* **Work to be completed**
Retype, word for word, the line containing "Type out the text in this image." and every line after it to the end. Skip pictures.

* **Given records**
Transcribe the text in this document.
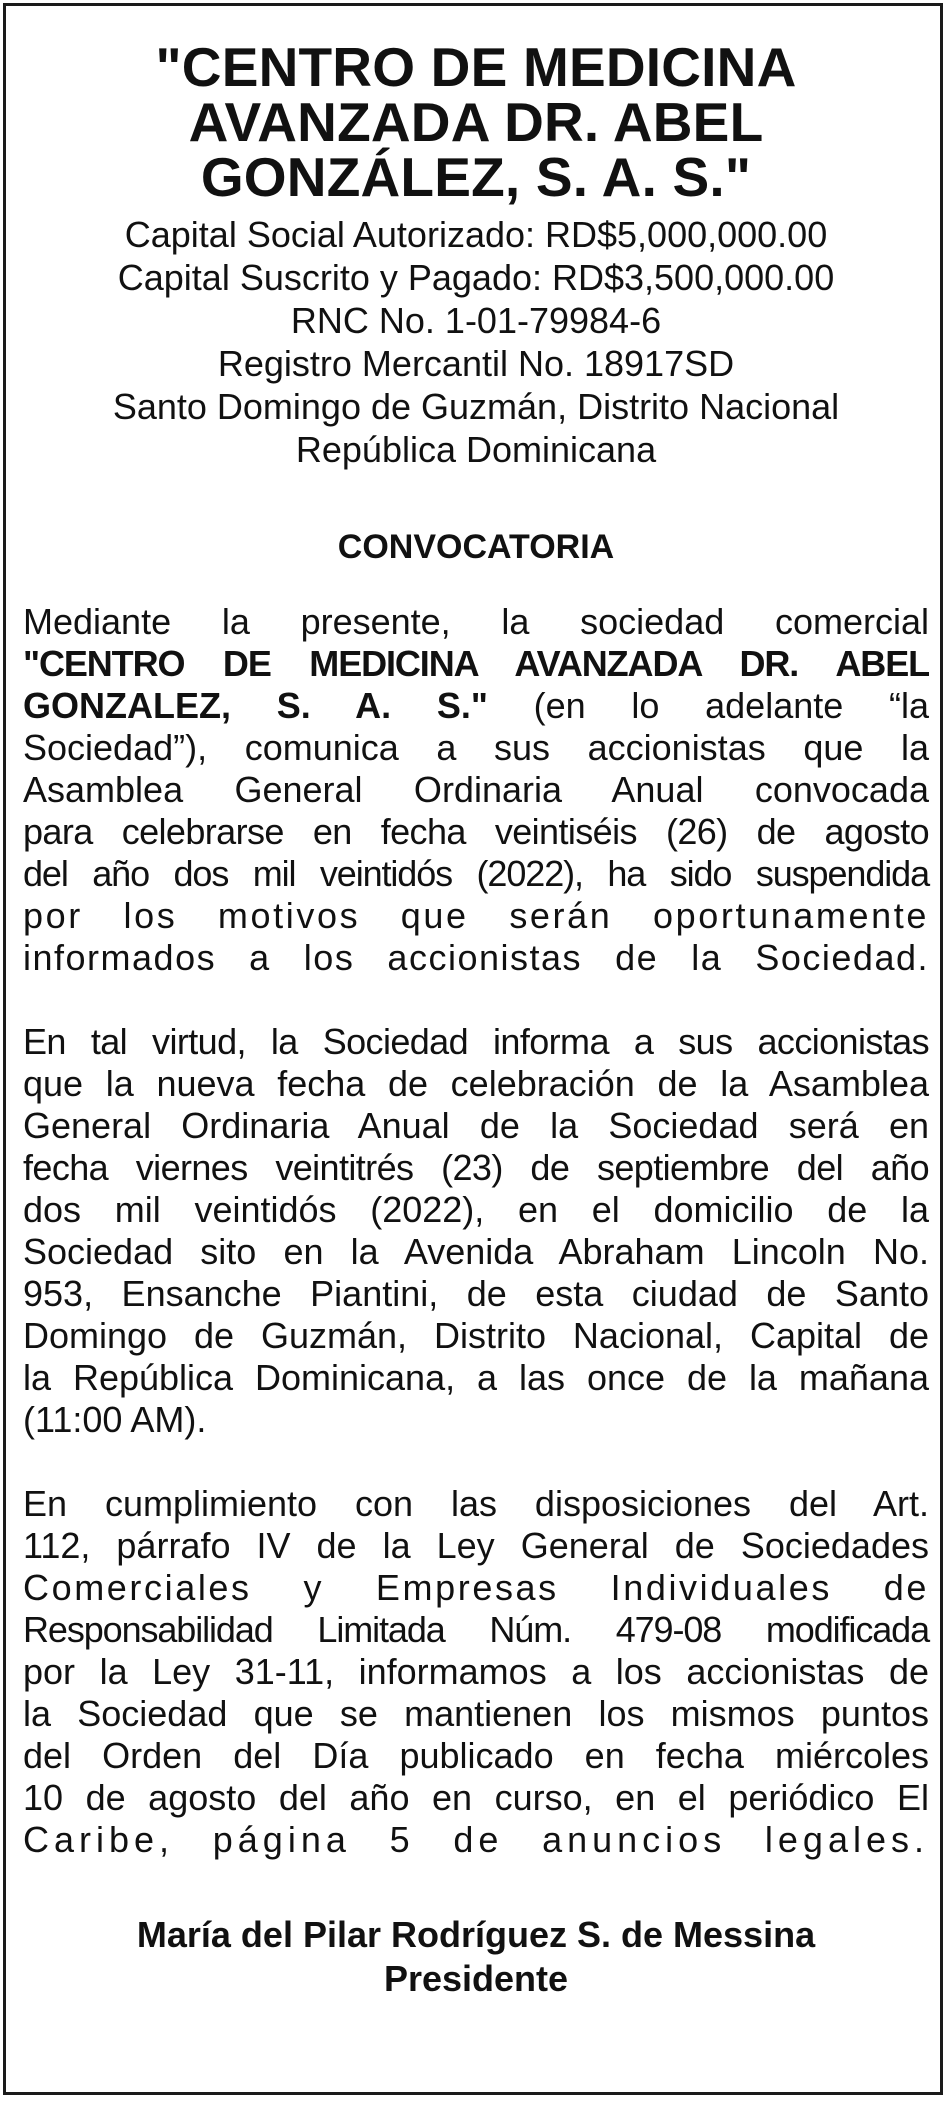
"CENTRO DE MEDICINA
AVANZADA DR. ABEL
GONZÁLEZ, S. A. S."
Capital Social Autorizado: RD$5,000,000.00
Capital Suscrito y Pagado: RD$3,500,000.00
RNC No. 1-01-79984-6
Registro Mercantil No. 18917SD
Santo Domingo de Guzmán, Distrito Nacional
República Dominicana
CONVOCATORIA
Mediante la presente, la sociedad comercial
"CENTRO DE MEDICINA AVANZADA DR. ABEL
GONZALEZ, S. A. S." (en lo adelante “la
Sociedad”), comunica a sus accionistas que la
Asamblea General Ordinaria Anual convocada
para celebrarse en fecha veintiséis (26) de agosto
del año dos mil veintidós (2022), ha sido suspendida
por los motivos que serán oportunamente
informados a los accionistas de la Sociedad.
En tal virtud, la Sociedad informa a sus accionistas
que la nueva fecha de celebración de la Asamblea
General Ordinaria Anual de la Sociedad será en
fecha viernes veintitrés (23) de septiembre del año
dos mil veintidós (2022), en el domicilio de la
Sociedad sito en la Avenida Abraham Lincoln No.
953, Ensanche Piantini, de esta ciudad de Santo
Domingo de Guzmán, Distrito Nacional, Capital de
la República Dominicana, a las once de la mañana
(11:00 AM).
En cumplimiento con las disposiciones del Art.
112, párrafo IV de la Ley General de Sociedades
Comerciales y Empresas Individuales de
Responsabilidad Limitada Núm. 479-08 modificada
por la Ley 31-11, informamos a los accionistas de
la Sociedad que se mantienen los mismos puntos
del Orden del Día publicado en fecha miércoles
10 de agosto del año en curso, en el periódico El
Caribe, página 5 de anuncios legales.
María del Pilar Rodríguez S. de Messina
Presidente
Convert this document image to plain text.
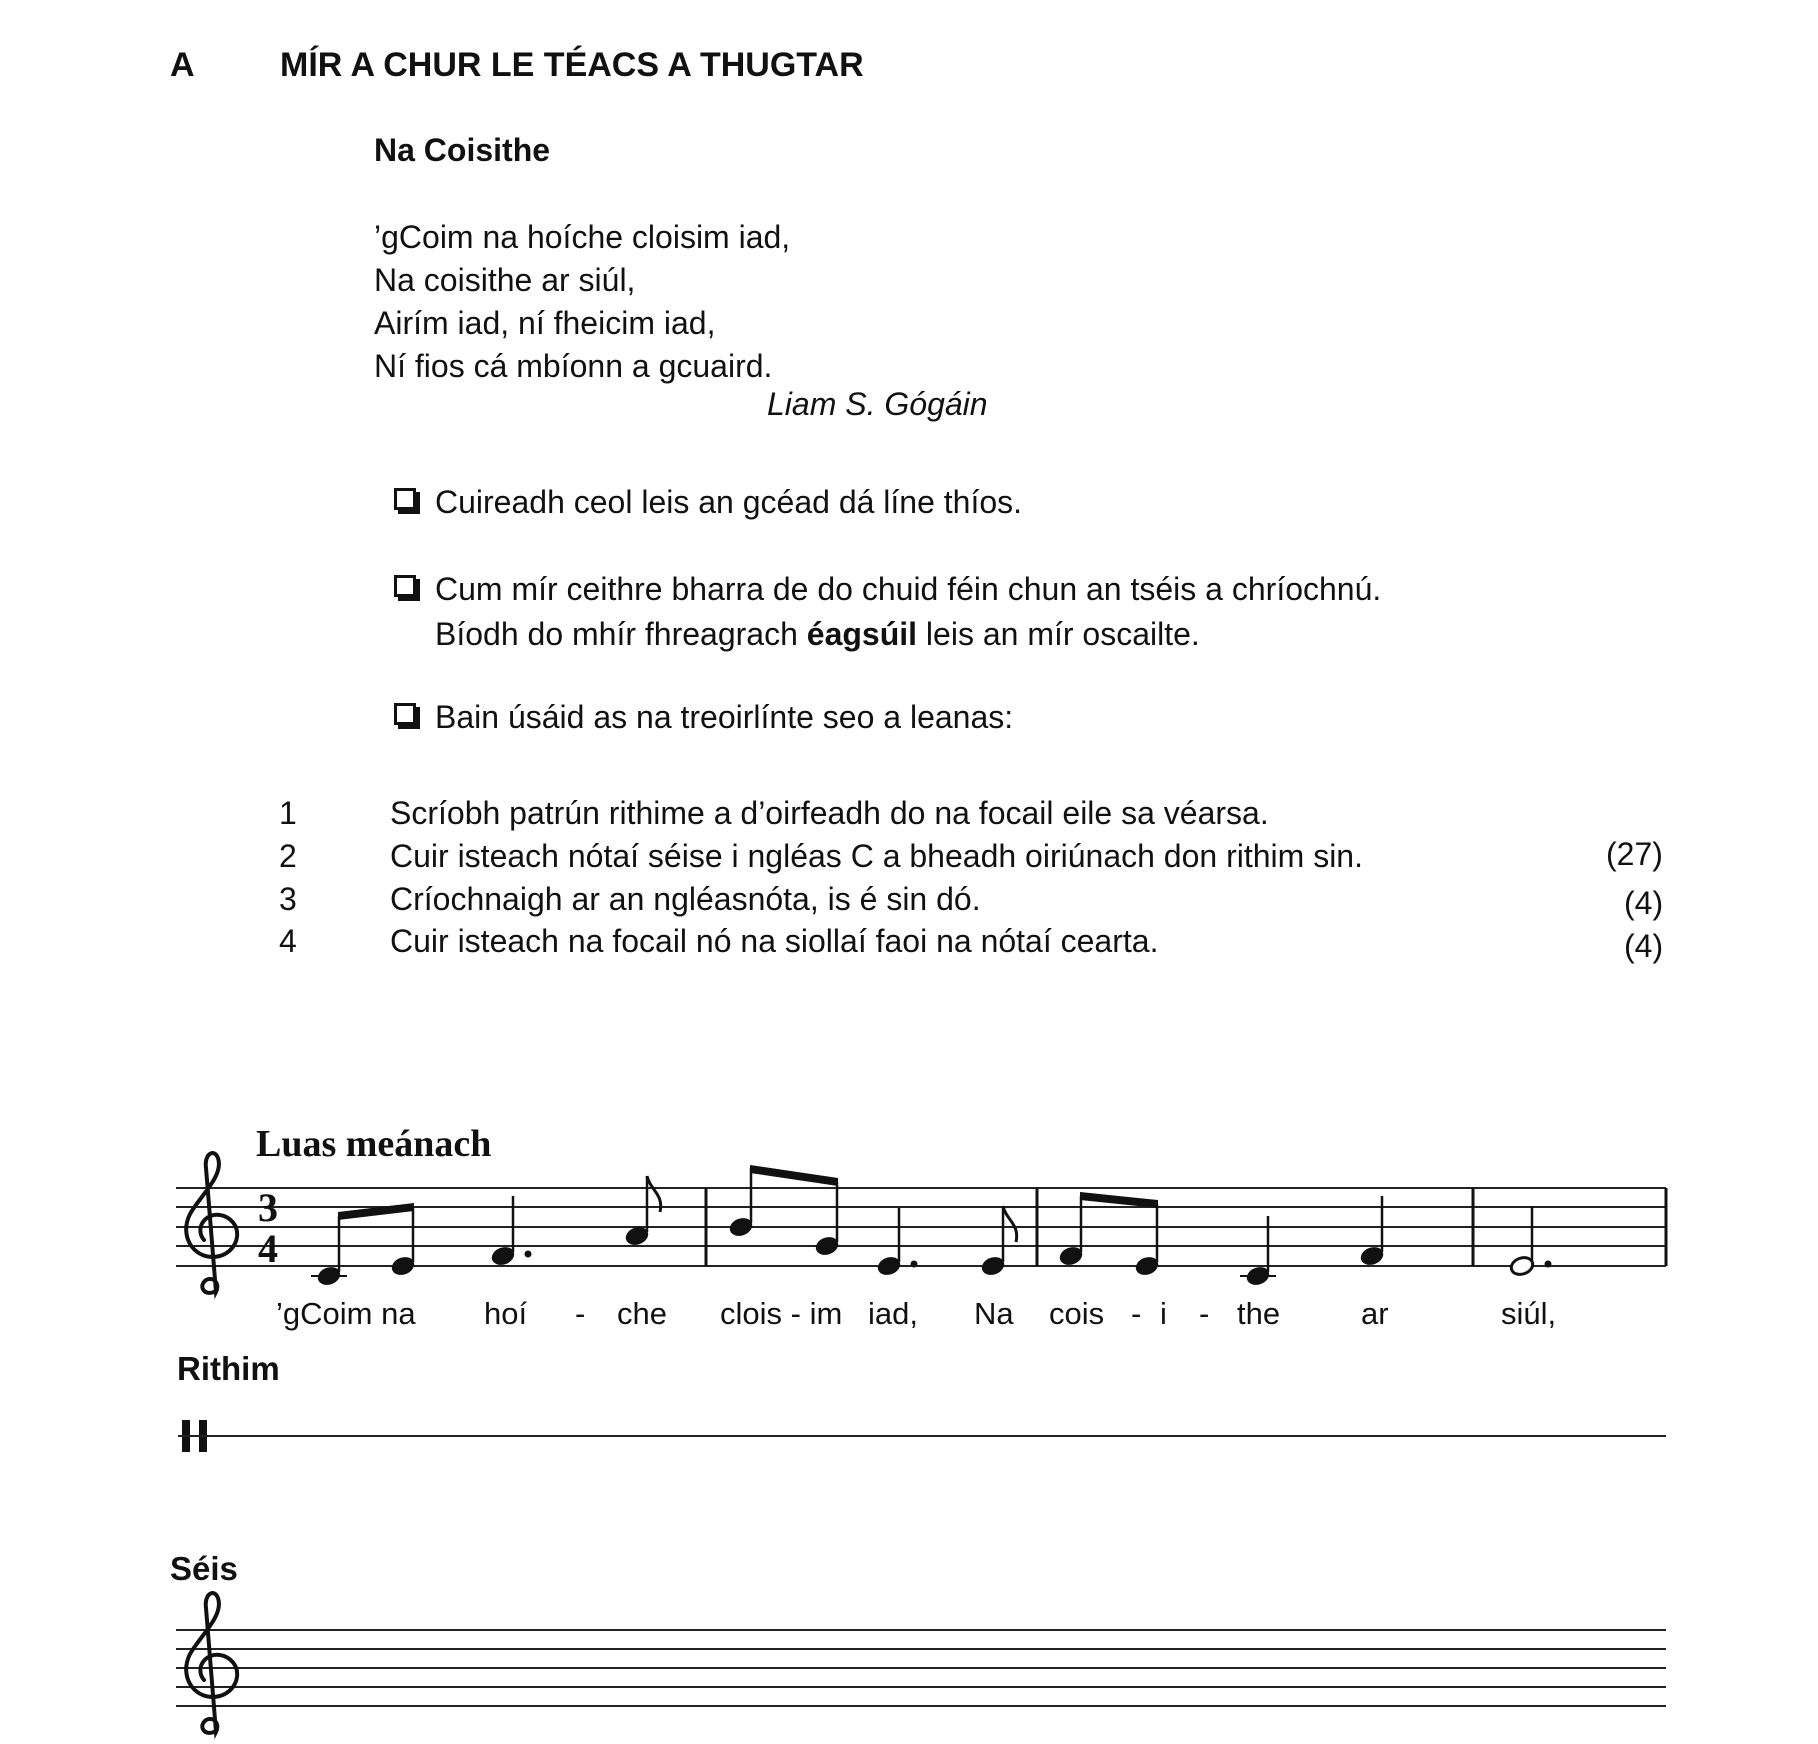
A	MÍR A CHUR LE TÉACS A THUGTAR
Na Coisithe
’gCoim na hoíche cloisim iad,
Na coisithe ar siúl,
Airím iad, ní fheicim iad,
Ní fios cá mbíonn a gcuaird.
Liam S. Gógáin
Cuireadh ceol leis an gcéad dá líne thíos.
Cum mír ceithre bharra de do chuid féin chun an tséis a chríochnú.
Bíodh do mhír fhreagrach éagsúil leis an mír oscailte.
Bain úsáid as na treoirlínte seo a leanas:
1	Scríobh patrún rithime a d’oirfeadh do na focail eile sa véarsa.
2	Cuir isteach nótaí séise i ngléas C a bheadh oiriúnach don rithim sin.	(27)
3	Críochnaigh ar an ngléasnóta, is é sin dó.	(4)
4	Cuir isteach na focail nó na siollaí faoi na nótaí cearta.	(4)
Luas meánach
’gCoim na hoí - che clois - im iad, Na cois - i - the	ar	siúl,
Rithim
Séis
3
4
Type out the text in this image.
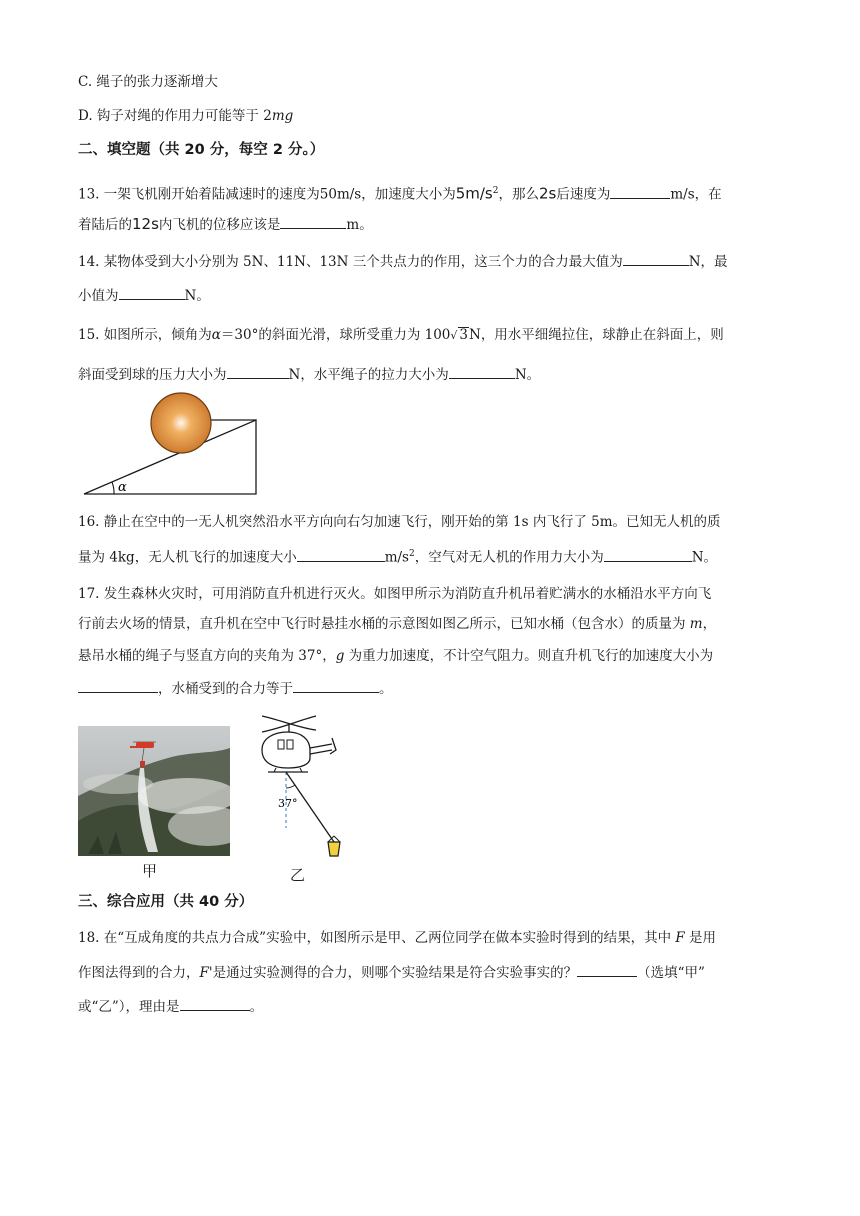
C. 绳子的张力逐渐增大
D. 钩子对绳的作用力可能等于 2mg
二、填空题（共 20 分，每空 2 分。）
13. 一架飞机刚开始着陆减速时的速度为50m/s，加速度大小为$5m/s^2$，那么2s后速度为	m/s，在
着陆后的12s内飞机的位移应该是	m。
14. 某物体受到大小分别为 5N、11N、13N 三个共点力的作用，这三个力的合力最大值为	N，最
小值为	N。
15. 如图所示，倾角为α＝30°的斜面光滑，球所受重力为 100√ 3N，用水平细绳拉住，球静止在斜面上，则
斜面受到球的压力大小为	N，水平绳子的拉力大小为	N。
α
16. 静止在空中的一无人机突然沿水平方向向右匀加速飞行，刚开始的第 1s 内飞行了 5m。已知无人机的质
量为 4kg，无人机飞行的加速度大小	$m/s^2$，空气对无人机的作用力大小为	N。
17. 发生森林火灾时，可用消防直升机进行灭火。如图甲所示为消防直升机吊着贮满水的水桶沿水平方向飞
行前去火场的情景，直升机在空中飞行时悬挂水桶的示意图如图乙所示，已知水桶（包含水）的质量为 m，
悬吊水桶的绳子与竖直方向的夹角为 37°，g 为重力加速度，不计空气阻力。则直升机飞行的加速度大小为
，水桶受到的合力等于	。
甲
37°
乙
三、综合应用（共 40 分）
18. 在“互成角度的共点力合成”实验中，如图所示是甲、乙两位同学在做本实验时得到的结果，其中 F 是用
作图法得到的合力，F'是通过实验测得的合力，则哪个实验结果是符合实验事实的？	（选填“甲”
或“乙”），理由是	。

* **Answer to the problem**
Type out the text in this image.
C. 绳子的张力逐渐增大
D. 钩子对绳的作用力可能等于 2mg
二、填空题（共 20 分，每空 2 分。）
13. 一架飞机刚开始着陆减速时的速度为50m/s，加速度大小为$5m/s^2$，那么2s后速度为	m/s，在
着陆后的12s内飞机的位移应该是	m。
14. 某物体受到大小分别为 5N、11N、13N 三个共点力的作用，这三个力的合力最大值为	N，最
小值为	N。
15. 如图所示，倾角为α＝30°的斜面光滑，球所受重力为 100√ 3N，用水平细绳拉住，球静止在斜面上，则
斜面受到球的压力大小为	N，水平绳子的拉力大小为	N。
α
16. 静止在空中的一无人机突然沿水平方向向右匀加速飞行，刚开始的第 1s 内飞行了 5m。已知无人机的质
量为 4kg，无人机飞行的加速度大小	$m/s^2$，空气对无人机的作用力大小为	N。
17. 发生森林火灾时，可用消防直升机进行灭火。如图甲所示为消防直升机吊着贮满水的水桶沿水平方向飞
行前去火场的情景，直升机在空中飞行时悬挂水桶的示意图如图乙所示，已知水桶（包含水）的质量为 m，
悬吊水桶的绳子与竖直方向的夹角为 37°，g 为重力加速度，不计空气阻力。则直升机飞行的加速度大小为
，水桶受到的合力等于	。
甲
37°
乙
三、综合应用（共 40 分）
18. 在“互成角度的共点力合成”实验中，如图所示是甲、乙两位同学在做本实验时得到的结果，其中 F 是用
作图法得到的合力，F'是通过实验测得的合力，则哪个实验结果是符合实验事实的？	（选填“甲”
或“乙”），理由是	。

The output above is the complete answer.